### Aim
Collect every line of the records below that contains the word "puis".
::: Record set :::
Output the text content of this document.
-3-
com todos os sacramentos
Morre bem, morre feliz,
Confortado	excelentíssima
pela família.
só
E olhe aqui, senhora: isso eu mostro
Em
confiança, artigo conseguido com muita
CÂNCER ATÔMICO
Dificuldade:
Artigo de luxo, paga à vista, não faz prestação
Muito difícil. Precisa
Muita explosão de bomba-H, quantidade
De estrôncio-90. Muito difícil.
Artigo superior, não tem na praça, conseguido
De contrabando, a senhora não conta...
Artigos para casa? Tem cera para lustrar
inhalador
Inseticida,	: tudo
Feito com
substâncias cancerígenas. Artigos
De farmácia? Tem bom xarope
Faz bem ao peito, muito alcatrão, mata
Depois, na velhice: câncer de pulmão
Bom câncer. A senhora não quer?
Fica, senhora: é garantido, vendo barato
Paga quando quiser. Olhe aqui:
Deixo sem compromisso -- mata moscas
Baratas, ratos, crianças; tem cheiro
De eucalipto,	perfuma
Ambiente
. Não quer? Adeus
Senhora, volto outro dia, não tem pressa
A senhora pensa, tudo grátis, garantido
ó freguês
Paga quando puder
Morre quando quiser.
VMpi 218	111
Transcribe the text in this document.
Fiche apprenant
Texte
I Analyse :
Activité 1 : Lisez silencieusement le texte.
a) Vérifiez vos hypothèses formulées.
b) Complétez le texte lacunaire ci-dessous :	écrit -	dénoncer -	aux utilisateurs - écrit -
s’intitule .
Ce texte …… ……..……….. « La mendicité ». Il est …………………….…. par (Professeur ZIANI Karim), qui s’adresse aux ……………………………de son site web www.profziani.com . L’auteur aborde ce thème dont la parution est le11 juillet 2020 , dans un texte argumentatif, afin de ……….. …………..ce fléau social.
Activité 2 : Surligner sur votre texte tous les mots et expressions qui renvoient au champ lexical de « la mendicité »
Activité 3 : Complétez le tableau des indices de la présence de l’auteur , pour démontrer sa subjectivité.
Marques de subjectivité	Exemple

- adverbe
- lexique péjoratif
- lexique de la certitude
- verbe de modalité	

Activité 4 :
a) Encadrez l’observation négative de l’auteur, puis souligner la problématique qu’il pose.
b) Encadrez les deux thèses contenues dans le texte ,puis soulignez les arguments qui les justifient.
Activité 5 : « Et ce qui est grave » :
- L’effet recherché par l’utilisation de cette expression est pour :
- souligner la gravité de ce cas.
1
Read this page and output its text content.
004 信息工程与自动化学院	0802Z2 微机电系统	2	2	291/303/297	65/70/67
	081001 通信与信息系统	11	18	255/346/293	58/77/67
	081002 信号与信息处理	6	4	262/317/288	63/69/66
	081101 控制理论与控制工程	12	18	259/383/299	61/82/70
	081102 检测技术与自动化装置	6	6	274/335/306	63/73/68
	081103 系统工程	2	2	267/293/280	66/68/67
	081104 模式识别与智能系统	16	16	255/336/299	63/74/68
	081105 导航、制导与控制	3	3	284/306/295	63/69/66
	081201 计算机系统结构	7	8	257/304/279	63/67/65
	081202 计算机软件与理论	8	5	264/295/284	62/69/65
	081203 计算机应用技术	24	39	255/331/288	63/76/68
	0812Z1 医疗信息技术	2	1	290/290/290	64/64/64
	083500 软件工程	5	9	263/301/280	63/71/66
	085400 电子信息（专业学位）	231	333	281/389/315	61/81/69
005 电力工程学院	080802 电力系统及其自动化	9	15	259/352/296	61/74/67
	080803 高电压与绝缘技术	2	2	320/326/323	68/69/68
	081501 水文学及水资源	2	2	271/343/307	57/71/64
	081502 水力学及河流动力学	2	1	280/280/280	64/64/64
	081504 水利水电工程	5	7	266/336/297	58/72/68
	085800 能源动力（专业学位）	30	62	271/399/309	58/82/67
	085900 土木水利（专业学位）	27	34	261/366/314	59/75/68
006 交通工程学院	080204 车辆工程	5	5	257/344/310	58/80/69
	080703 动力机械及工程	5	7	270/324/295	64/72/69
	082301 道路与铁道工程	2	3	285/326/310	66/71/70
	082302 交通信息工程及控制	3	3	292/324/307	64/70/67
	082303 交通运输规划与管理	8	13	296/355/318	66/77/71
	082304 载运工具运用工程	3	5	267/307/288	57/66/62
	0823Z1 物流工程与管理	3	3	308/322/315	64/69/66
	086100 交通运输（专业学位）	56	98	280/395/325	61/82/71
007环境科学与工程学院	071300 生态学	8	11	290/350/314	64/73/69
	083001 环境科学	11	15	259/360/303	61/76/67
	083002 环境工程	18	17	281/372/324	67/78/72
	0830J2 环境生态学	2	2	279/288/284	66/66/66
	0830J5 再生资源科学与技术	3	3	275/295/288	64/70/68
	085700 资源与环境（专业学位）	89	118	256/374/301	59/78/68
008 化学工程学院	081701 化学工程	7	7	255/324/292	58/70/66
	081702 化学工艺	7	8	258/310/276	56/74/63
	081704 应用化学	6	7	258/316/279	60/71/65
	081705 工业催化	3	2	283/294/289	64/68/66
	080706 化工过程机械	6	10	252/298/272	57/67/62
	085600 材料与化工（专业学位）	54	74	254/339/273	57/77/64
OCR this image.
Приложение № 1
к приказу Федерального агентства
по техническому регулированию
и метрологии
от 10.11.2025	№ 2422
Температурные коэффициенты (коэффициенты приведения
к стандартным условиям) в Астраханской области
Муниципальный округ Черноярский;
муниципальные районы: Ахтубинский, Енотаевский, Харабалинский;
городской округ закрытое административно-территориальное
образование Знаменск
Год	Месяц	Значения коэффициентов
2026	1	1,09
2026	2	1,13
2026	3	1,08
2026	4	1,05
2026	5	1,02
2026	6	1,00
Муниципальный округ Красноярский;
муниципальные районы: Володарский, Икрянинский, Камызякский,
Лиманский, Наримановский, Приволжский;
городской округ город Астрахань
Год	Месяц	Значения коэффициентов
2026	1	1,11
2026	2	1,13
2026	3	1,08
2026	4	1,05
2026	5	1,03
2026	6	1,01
:::
### Answer to this problem
a) Encadrez l’observation négative de l’auteur, puis souligner la problématique qu’il pose.
b) Encadrez les deux thèses contenues dans le texte ,puis soulignez les arguments qui les justifient.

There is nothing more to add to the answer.